**Tâche courte:**
Répondez à ces questions d'après le texte fourni :
(a) Qui remplace le colonel Mahfoudh Ould Mohamed Hadj à la tête du BASEP ?
(b) À quelles dates le congrès de l'U.P.R. est-il prévu ?
(c) À quelle date Mohamed Ould Bouamatou rentre-t-il à Nouakchott, et après combien d'années d'exil ?

**Texte fourni:**
···

Rien ne va se savoir de la suite des mois : y a-t-il eu une conversation en ouolof de l’ancien Président, écoutée par le nouveau, par laquelle Mohamed Ould Abdel Aziz demande au chef du BASEP de le débarrasser de … ? mais à la veille de partir pour Akjoujt et la célébration de l’anniversaire national, inopinément, le chef de l’État, le 27 Novembre 2019, limoge le commandant du Bataillon de Sécurité Présidentielle (BASEP), colonel Mahfoudh Ould Mohamed Hadj, et le remplace par le colonel Ahmed Ould Mohamed Lemleih.  Une rumeur d’assassinat, au moins de complot, lui était-elle parvenue ? S’était-elle confirmée ? Suit une conférence de presse tenue par Mohamed Ould Abdel Aziz de nuit, à son domicile, entouré de seulement deux des 27 membres d’une commission qui doit assurer la gestion de l’U.P.R. jusqu’à l’élection d’une nouvelle direction lors d’un congrès prévu les 28 et 29 Décembre. La commission est gouvernementale, conduite par le Premier ministre Ismaïl Ould Bedda Ould Cheikh Sidiya, qui s’est engagé à appliquer la « vision » du président El Ghazouani lors de sa prise de fonction.
Mohamed Ould Abel Aziz n’a plus le pouvoir. Il ne peut rien contre la manifestation populaire qui se tient le 13 Décembre 2019, devant le palais présidentiel pour réclamer l’abandon des poursuites qu’il avait diligentées contre Mohamed Ould Bouamatou, devenu son ennemi une année à peine après son accession au pouvoir. Le 30, après avoir levé l’embargo sur la Générale de banque de Mauritanie, le gouvernement fait lever les plaintes d’O.N.G. contre ce dernier et le décore pour ses fondations et actions de bienfaisance dans le pays. Le 19 Février 2020, la justice mauritanienne annule les deux mandats d’arrêt internationaux lancés contre Mohamed Ould Bouamatou, et le 5 Mars, toutes poursuites judiciaires sont abandonnées à l’encontre de Mohamed Ould Bouamatou, ainsi qu’à celle de Mohamed Ould Debagh pour « corruption », et d’un conseiller de divers présidents africains, Moustapha Ould Limam Chafi, accusé par le précédent pouvoir de « connivence et liens avec les groupes djihadistes au Sahel ». Et le 10 Mars 2020, c’est le retour triomphal de Mohamed Ould Bouamatou à Nouakchott, après dix ans d’exil. Grave blessure d’amour-propre pour l’ancien Président qui avait cru le tenir à jamais.

···

**Bloc de données:**
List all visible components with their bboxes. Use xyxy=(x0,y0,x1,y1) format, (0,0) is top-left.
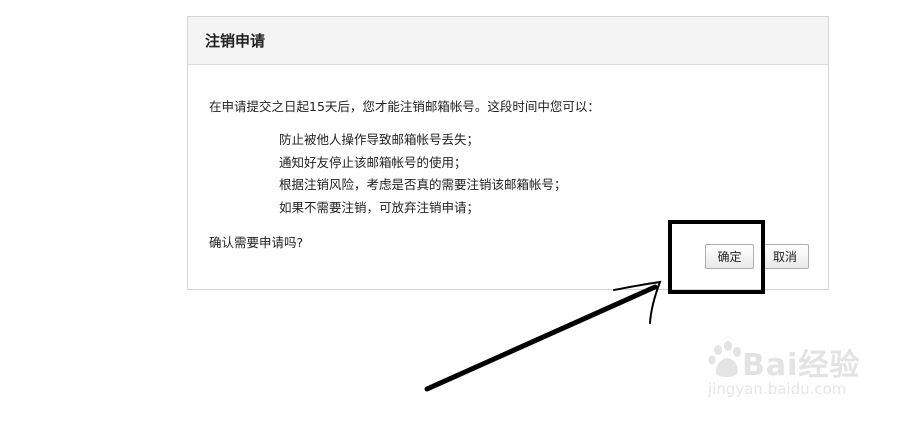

···

**Réponse correcte:**
(a) Le colonel Ahmed Ould Mohamed Lemleih.
(b) Les 28 et 29 décembre.
(c) Le 10 mars 2020, après dix ans d'exil.